From the entries below, copy every line where the string "should" appears.

start Task material

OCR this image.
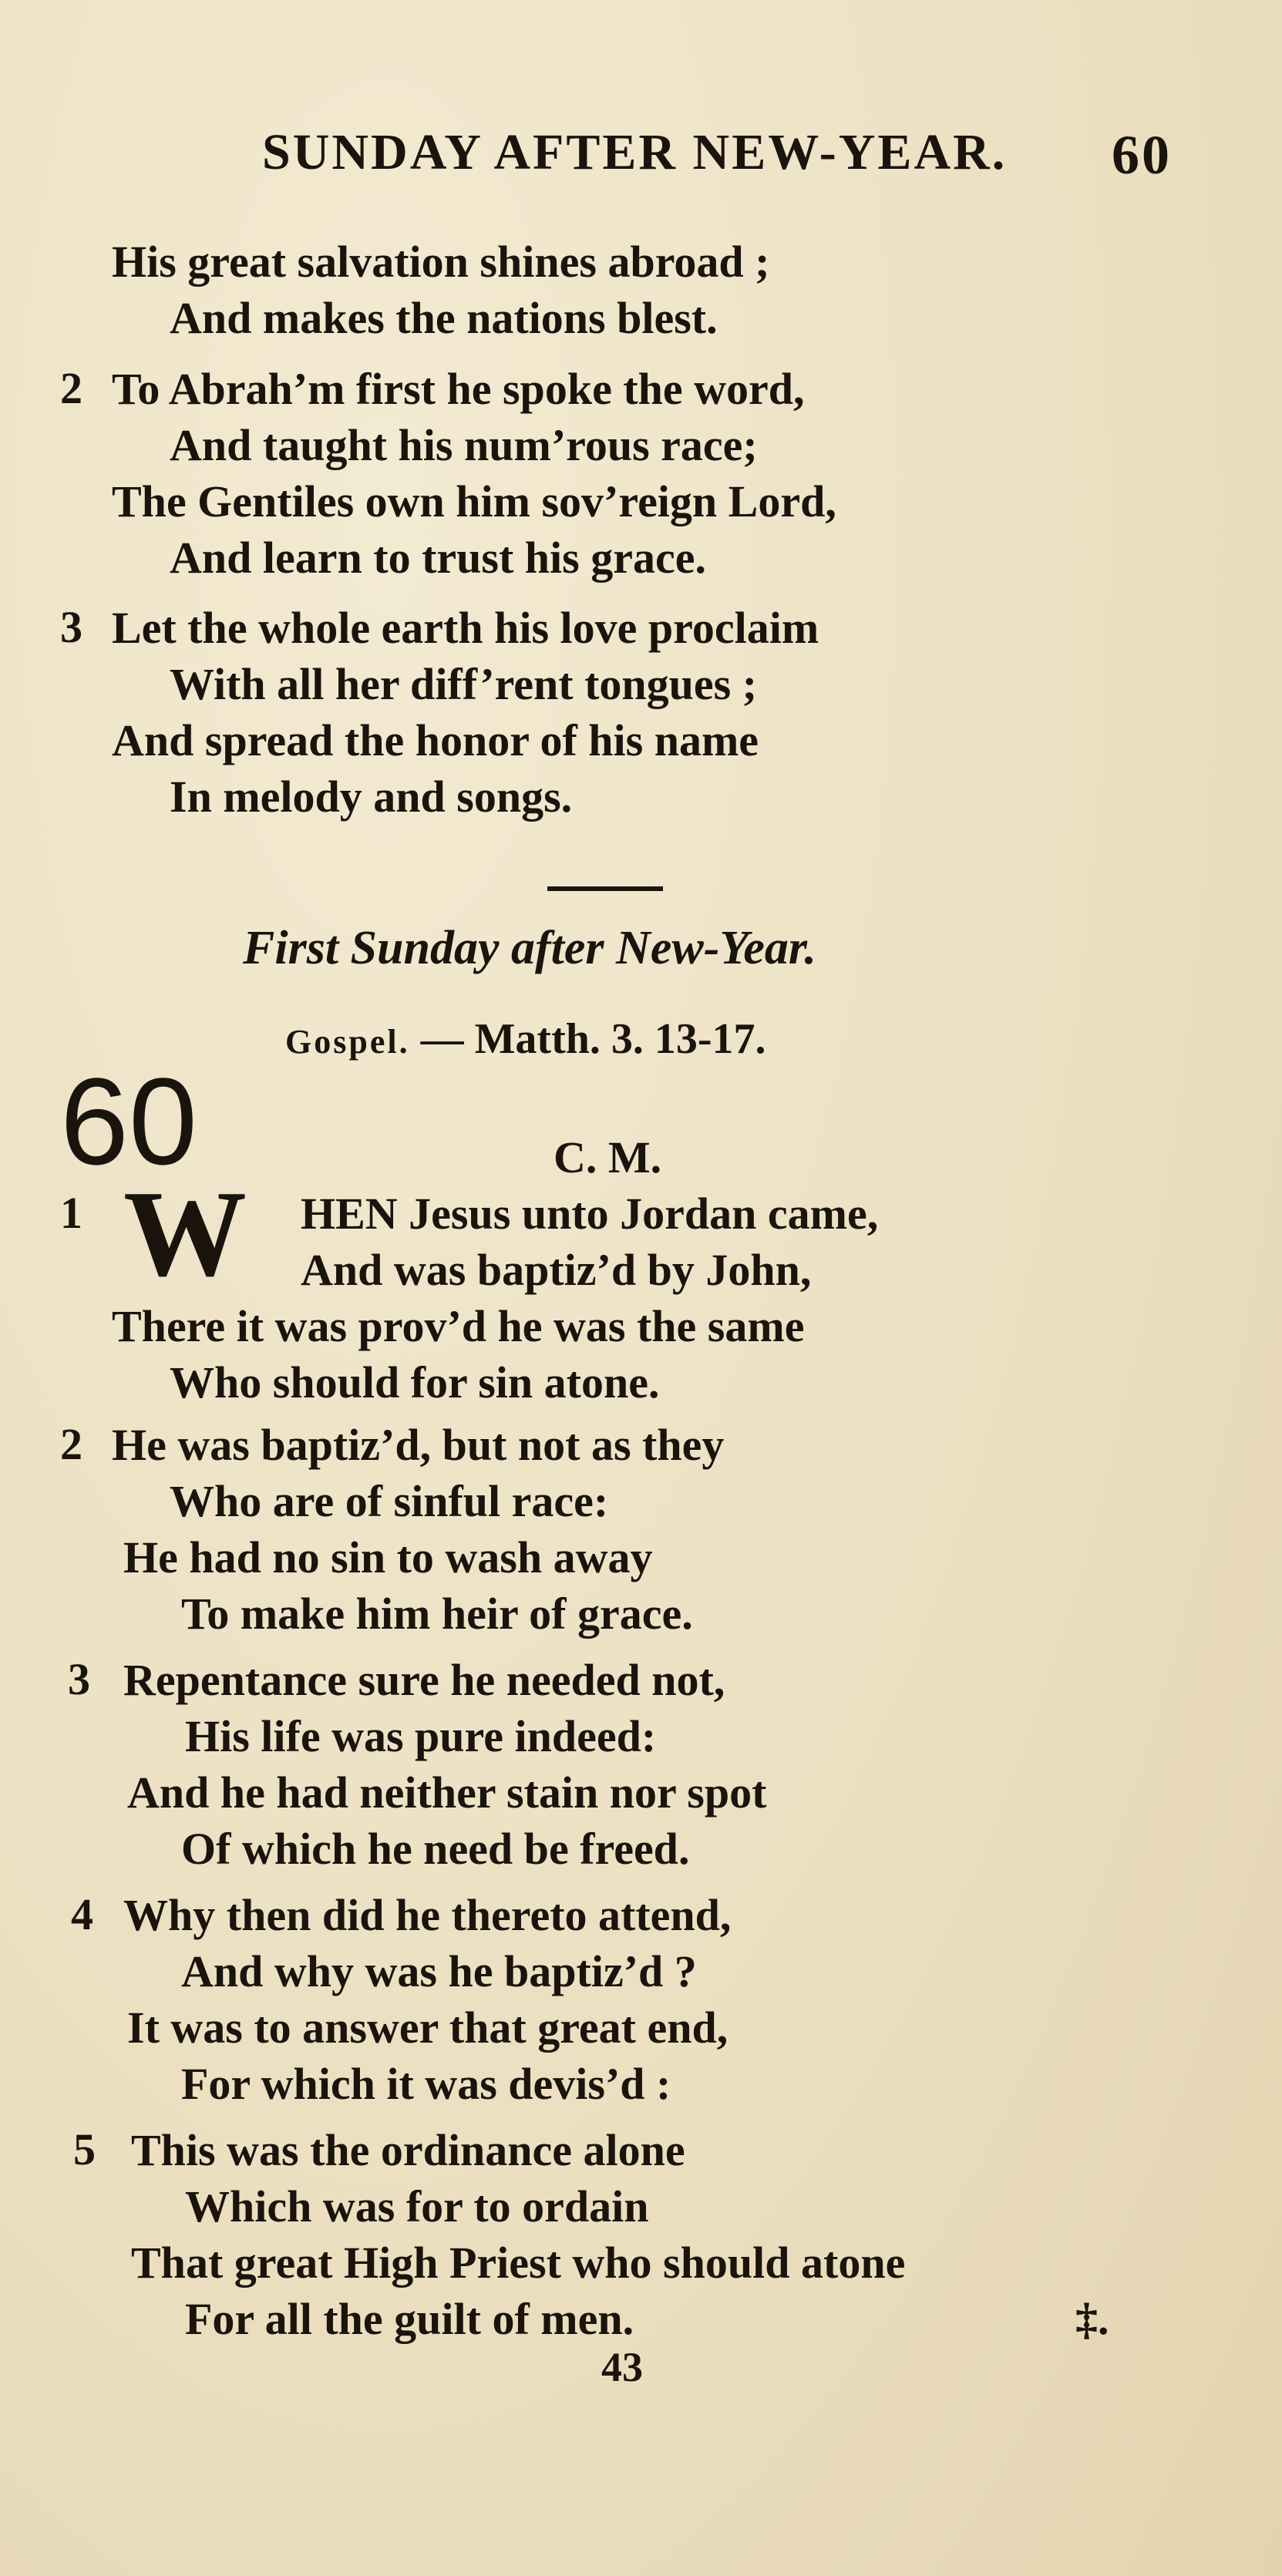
SUNDAY AFTER NEW-YEAR. 60
His great salvation shines abroad ;
And makes the nations blest.
2 To Abrah’m first he spoke the word,
And taught his num’rous race;
The Gentiles own him sov’reign Lord,
And learn to trust his grace.
3 Let the whole earth his love proclaim
With all her diff’rent tongues ;
And spread the honor of his name
In melody and songs.
First Sunday after New-Year.
Gospel. — Matth. 3. 13-17.
60	C. M.
1 W HEN Jesus unto Jordan came,
And was baptiz’d by John,
There it was prov’d he was the same
Who should for sin atone.
2 He was baptiz’d, but not as they
Who are of sinful race:
He had no sin to wash away
To make him heir of grace.
3 Repentance sure he needed not,
His life was pure indeed:
And he had neither stain nor spot
Of which he need be freed.
4 Why then did he thereto attend,
And why was he baptiz’d ?
It was to answer that great end,
For which it was devis’d :
5 This was the ordinance alone
Which was for to ordain
That great High Priest who should atone
For all the guilt of men.	‡.
43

end Task material

• Answer to the task:
Who should for sin atone.
That great High Priest who should atone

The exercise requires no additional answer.